**Source records:**

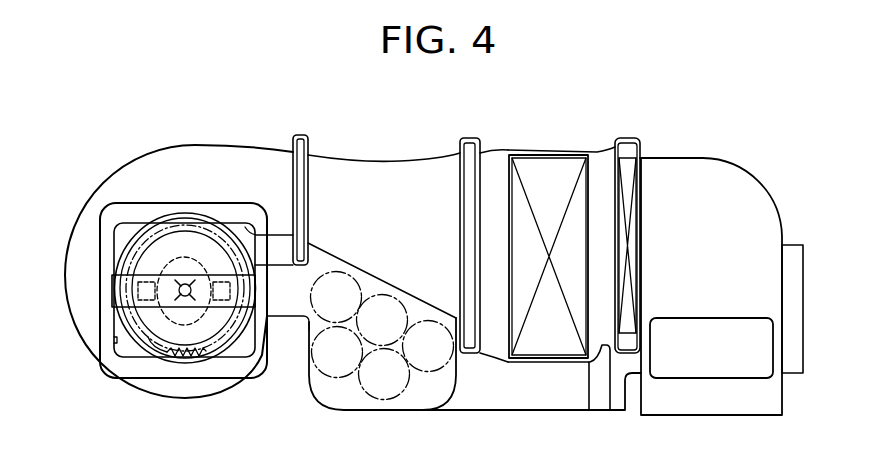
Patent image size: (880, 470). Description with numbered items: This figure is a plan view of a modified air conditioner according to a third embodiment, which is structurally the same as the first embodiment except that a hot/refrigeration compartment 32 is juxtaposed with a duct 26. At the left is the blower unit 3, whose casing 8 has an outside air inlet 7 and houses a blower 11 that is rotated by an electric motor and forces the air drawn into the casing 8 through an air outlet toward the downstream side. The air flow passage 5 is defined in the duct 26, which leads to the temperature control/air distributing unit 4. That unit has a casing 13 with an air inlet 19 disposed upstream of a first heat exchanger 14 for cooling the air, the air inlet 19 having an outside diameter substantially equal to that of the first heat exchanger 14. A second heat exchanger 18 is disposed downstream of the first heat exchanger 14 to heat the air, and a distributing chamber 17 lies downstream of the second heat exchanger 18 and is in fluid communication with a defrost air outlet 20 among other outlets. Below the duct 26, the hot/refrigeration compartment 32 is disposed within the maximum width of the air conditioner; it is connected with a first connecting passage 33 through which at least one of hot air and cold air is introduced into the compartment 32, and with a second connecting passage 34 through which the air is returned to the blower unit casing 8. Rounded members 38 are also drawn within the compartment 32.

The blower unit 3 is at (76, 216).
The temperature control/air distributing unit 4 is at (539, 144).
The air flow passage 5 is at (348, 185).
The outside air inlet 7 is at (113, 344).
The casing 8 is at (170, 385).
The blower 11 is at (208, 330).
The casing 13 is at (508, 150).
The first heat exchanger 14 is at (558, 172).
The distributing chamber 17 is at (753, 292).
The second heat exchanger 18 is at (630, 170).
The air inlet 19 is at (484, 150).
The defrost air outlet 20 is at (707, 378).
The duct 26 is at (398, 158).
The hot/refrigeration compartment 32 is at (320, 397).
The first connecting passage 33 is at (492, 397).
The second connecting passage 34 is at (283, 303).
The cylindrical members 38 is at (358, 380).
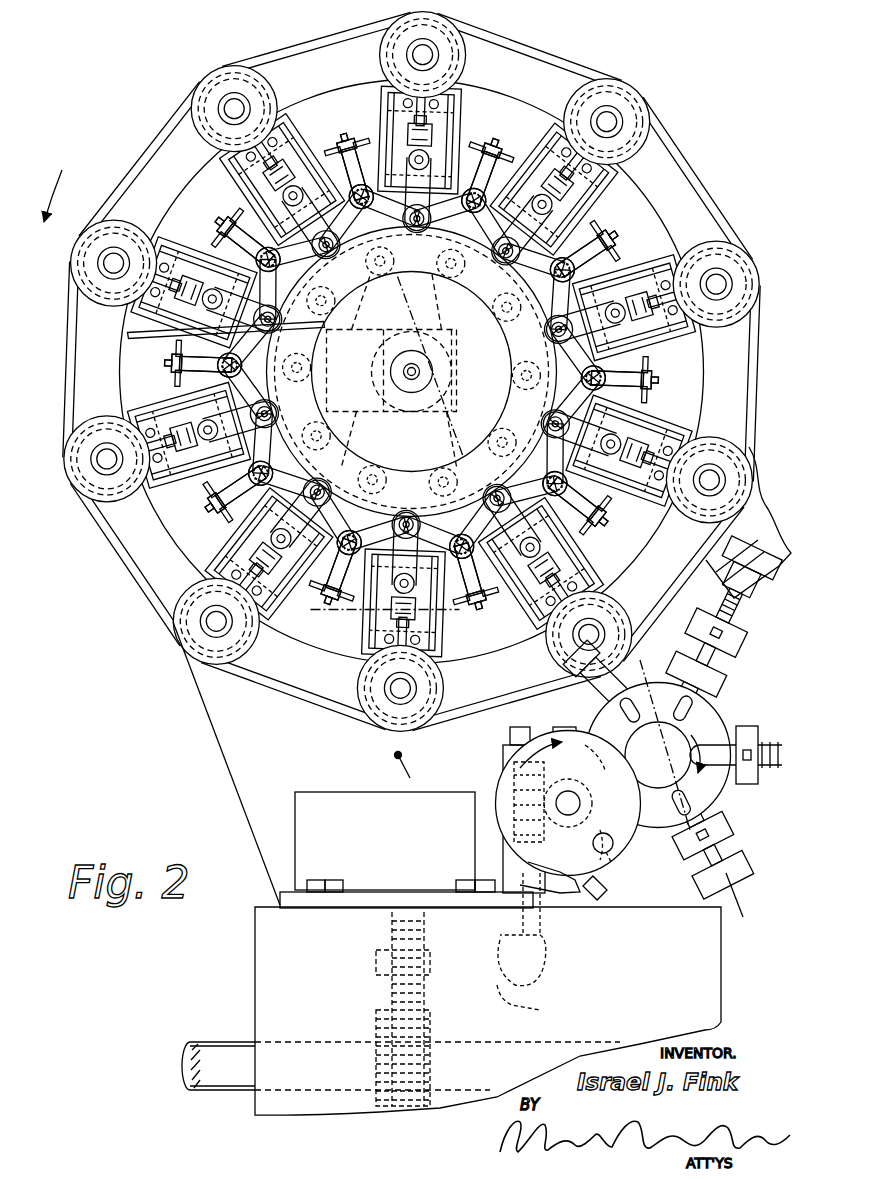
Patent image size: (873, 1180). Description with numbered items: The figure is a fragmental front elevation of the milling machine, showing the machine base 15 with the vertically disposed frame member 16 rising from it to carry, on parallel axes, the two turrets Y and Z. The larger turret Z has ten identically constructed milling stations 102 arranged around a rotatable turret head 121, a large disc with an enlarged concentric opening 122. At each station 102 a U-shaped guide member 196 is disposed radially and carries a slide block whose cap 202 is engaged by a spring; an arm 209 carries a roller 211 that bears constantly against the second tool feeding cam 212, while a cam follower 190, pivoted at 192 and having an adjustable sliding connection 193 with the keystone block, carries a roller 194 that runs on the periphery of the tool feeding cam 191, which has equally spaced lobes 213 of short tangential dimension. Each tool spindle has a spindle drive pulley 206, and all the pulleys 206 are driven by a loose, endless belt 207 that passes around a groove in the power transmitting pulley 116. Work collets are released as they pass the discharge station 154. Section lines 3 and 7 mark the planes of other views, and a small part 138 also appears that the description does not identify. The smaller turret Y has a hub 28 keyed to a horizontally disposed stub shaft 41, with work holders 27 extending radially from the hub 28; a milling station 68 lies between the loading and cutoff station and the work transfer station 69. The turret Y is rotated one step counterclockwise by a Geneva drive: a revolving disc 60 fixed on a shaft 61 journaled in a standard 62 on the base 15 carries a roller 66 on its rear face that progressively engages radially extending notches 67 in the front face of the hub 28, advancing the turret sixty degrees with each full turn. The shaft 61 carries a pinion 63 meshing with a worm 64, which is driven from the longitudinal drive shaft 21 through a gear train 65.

**The request:** Reproduce the data above with every "embodiment" changed to "variant", leaving the rest unchanged. Omit the pictures from the output.

**In response:**
Patent image size: (880, 470). Description with numbered items: This figure is a plan view of a modified air conditioner according to a third variant, which is structurally the same as the first variant except that a hot/refrigeration compartment 32 is juxtaposed with a duct 26. At the left is the blower unit 3, whose casing 8 has an outside air inlet 7 and houses a blower 11 that is rotated by an electric motor and forces the air drawn into the casing 8 through an air outlet toward the downstream side. The air flow passage 5 is defined in the duct 26, which leads to the temperature control/air distributing unit 4. That unit has a casing 13 with an air inlet 19 disposed upstream of a first heat exchanger 14 for cooling the air, the air inlet 19 having an outside diameter substantially equal to that of the first heat exchanger 14. A second heat exchanger 18 is disposed downstream of the first heat exchanger 14 to heat the air, and a distributing chamber 17 lies downstream of the second heat exchanger 18 and is in fluid communication with a defrost air outlet 20 among other outlets. Below the duct 26, the hot/refrigeration compartment 32 is disposed within the maximum width of the air conditioner; it is connected with a first connecting passage 33 through which at least one of hot air and cold air is introduced into the compartment 32, and with a second connecting passage 34 through which the air is returned to the blower unit casing 8. Rounded members 38 are also drawn within the compartment 32.

The blower unit 3 is at (76, 216).
The temperature control/air distributing unit 4 is at (539, 144).
The air flow passage 5 is at (348, 185).
The outside air inlet 7 is at (113, 344).
The casing 8 is at (170, 385).
The blower 11 is at (208, 330).
The casing 13 is at (508, 150).
The first heat exchanger 14 is at (558, 172).
The distributing chamber 17 is at (753, 292).
The second heat exchanger 18 is at (630, 170).
The air inlet 19 is at (484, 150).
The defrost air outlet 20 is at (707, 378).
The duct 26 is at (398, 158).
The hot/refrigeration compartment 32 is at (320, 397).
The first connecting passage 33 is at (492, 397).
The second connecting passage 34 is at (283, 303).
The cylindrical members 38 is at (358, 380).
Patent image size: (873, 1180). Description with numbered items: The figure is a fragmental front elevation of the milling machine, showing the machine base 15 with the vertically disposed frame member 16 rising from it to carry, on parallel axes, the two turrets Y and Z. The larger turret Z has ten identically constructed milling stations 102 arranged around a rotatable turret head 121, a large disc with an enlarged concentric opening 122. At each station 102 a U-shaped guide member 196 is disposed radially and carries a slide block whose cap 202 is engaged by a spring; an arm 209 carries a roller 211 that bears constantly against the second tool feeding cam 212, while a cam follower 190, pivoted at 192 and having an adjustable sliding connection 193 with the keystone block, carries a roller 194 that runs on the periphery of the tool feeding cam 191, which has equally spaced lobes 213 of short tangential dimension. Each tool spindle has a spindle drive pulley 206, and all the pulleys 206 are driven by a loose, endless belt 207 that passes around a groove in the power transmitting pulley 116. Work collets are released as they pass the discharge station 154. Section lines 3 and 7 mark the planes of other views, and a small part 138 also appears that the description does not identify. The smaller turret Y has a hub 28 keyed to a horizontally disposed stub shaft 41, with work holders 27 extending radially from the hub 28; a milling station 68 lies between the loading and cutoff station and the work transfer station 69. The turret Y is rotated one step counterclockwise by a Geneva drive: a revolving disc 60 fixed on a shaft 61 journaled in a standard 62 on the base 15 carries a roller 66 on its rear face that progressively engages radially extending notches 67 in the front face of the hub 28, advancing the turret sixty degrees with each full turn. The shaft 61 carries a pinion 63 meshing with a worm 64, which is driven from the longitudinal drive shaft 21 through a gear train 65.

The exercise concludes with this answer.